### Job
Look through the data below. Show each line where the string "this" occurs.

### Task input
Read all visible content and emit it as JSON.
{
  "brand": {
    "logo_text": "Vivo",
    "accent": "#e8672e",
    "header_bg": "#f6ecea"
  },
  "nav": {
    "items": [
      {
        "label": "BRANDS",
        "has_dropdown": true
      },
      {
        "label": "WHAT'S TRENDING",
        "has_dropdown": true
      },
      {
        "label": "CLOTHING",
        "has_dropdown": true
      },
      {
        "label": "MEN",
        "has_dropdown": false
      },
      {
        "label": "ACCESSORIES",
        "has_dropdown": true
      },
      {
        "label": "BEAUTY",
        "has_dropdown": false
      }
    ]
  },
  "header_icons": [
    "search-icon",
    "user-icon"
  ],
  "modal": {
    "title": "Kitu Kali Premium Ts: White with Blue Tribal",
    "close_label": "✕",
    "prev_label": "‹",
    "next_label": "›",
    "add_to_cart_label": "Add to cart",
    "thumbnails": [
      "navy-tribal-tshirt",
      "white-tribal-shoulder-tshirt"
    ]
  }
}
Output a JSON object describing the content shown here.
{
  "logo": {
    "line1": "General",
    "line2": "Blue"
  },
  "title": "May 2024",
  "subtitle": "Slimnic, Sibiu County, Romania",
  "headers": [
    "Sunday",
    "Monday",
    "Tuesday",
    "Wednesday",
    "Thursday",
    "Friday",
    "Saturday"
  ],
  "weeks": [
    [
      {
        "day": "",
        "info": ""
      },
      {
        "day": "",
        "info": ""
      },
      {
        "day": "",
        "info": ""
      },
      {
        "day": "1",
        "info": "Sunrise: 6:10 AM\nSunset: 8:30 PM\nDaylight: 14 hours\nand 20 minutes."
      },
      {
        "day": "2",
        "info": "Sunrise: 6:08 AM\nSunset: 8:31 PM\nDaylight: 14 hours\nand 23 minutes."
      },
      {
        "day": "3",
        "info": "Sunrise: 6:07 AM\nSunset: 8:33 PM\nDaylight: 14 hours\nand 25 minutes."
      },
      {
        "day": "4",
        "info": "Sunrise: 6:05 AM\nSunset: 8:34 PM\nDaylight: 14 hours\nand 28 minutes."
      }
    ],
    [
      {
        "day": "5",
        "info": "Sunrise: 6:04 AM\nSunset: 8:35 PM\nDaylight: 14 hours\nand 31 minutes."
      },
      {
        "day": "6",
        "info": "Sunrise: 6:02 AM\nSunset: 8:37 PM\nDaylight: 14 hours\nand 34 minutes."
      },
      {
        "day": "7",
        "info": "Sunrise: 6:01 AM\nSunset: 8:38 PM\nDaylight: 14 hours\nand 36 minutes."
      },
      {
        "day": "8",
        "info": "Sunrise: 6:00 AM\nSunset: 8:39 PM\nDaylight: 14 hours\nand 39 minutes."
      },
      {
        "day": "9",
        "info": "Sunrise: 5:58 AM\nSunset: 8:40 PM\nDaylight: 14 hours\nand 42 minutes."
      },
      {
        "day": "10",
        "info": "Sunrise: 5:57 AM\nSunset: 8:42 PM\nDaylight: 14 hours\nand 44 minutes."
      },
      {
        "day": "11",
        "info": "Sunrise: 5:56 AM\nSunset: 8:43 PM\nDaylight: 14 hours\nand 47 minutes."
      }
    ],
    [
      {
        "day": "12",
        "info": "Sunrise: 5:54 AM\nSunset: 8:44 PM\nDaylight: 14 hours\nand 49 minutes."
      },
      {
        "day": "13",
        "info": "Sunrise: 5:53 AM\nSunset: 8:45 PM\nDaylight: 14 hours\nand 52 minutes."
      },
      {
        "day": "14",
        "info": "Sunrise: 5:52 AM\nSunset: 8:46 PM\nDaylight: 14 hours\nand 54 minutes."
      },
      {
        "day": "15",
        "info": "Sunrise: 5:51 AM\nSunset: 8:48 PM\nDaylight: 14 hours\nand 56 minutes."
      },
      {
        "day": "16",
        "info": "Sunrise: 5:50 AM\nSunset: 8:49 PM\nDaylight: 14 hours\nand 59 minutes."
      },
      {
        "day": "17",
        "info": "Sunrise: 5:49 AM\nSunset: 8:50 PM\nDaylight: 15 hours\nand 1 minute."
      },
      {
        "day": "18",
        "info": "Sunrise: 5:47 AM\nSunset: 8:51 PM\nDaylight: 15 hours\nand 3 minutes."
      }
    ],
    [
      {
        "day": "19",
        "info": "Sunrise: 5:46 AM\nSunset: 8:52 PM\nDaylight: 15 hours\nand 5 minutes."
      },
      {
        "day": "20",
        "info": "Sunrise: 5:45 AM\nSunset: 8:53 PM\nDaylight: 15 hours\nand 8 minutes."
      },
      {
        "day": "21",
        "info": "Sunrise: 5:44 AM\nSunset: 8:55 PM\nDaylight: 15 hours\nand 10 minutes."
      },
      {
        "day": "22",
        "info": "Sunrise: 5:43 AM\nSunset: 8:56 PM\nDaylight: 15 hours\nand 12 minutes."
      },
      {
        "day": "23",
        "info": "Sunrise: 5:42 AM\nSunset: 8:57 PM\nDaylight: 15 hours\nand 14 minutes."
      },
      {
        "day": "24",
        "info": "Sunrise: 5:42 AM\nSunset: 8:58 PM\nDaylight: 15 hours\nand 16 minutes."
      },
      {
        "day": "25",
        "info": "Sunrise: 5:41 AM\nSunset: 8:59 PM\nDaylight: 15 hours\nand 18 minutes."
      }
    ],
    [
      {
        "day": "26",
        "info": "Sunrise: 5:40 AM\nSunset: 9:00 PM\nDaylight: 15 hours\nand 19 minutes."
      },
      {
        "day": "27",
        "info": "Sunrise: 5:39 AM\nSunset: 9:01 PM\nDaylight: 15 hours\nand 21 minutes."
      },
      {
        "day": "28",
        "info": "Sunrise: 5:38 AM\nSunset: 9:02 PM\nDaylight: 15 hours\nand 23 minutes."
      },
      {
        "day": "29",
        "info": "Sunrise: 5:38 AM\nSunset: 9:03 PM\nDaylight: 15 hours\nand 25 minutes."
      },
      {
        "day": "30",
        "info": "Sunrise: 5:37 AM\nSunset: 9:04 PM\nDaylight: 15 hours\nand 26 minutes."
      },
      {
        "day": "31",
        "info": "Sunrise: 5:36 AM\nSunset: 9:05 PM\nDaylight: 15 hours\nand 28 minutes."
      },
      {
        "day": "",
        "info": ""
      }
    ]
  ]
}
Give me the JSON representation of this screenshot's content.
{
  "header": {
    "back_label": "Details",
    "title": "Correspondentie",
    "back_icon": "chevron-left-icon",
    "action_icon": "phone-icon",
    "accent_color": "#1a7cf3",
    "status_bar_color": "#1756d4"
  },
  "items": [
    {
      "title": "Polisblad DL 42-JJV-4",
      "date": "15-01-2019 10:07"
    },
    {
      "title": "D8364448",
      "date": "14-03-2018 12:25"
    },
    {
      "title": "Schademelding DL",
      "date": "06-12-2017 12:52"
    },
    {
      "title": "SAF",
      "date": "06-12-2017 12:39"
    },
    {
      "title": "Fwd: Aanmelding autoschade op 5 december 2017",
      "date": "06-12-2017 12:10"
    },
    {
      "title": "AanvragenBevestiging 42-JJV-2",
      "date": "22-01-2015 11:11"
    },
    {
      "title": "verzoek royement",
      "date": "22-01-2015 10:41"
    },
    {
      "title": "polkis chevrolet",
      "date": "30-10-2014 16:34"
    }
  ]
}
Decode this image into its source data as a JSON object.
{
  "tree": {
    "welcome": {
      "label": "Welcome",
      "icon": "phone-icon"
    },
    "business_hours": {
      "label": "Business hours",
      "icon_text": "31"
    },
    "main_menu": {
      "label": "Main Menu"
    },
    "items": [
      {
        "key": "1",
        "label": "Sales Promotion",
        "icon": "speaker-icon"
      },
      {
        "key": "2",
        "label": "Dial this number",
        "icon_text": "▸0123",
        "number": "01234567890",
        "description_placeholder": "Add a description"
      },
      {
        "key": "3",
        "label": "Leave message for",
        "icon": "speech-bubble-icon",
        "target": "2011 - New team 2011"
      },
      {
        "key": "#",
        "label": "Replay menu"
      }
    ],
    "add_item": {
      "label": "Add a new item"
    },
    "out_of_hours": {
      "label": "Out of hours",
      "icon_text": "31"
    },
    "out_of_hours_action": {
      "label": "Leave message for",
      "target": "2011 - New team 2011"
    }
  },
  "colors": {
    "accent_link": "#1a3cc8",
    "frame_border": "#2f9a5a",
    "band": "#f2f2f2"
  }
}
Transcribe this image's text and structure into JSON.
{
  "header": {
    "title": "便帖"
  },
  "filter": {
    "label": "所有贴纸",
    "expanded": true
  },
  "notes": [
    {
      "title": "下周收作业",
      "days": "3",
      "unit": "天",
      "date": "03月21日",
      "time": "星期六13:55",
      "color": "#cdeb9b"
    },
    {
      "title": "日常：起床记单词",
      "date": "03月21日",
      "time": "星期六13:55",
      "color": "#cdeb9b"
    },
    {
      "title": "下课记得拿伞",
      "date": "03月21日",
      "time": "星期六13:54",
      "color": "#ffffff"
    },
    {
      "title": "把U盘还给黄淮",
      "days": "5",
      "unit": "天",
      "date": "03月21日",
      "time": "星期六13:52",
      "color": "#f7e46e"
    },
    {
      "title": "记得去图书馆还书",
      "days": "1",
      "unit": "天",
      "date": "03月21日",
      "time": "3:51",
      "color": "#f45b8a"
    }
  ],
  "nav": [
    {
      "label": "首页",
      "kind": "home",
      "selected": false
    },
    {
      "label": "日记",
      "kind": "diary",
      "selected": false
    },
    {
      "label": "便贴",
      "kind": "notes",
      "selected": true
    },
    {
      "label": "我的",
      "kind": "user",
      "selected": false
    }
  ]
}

### Task answer
Give me the JSON representation of this screenshot's content.
Decode this image into its source data as a JSON object.
        "label": "Dial this number",
Transcribe this image's text and structure into JSON.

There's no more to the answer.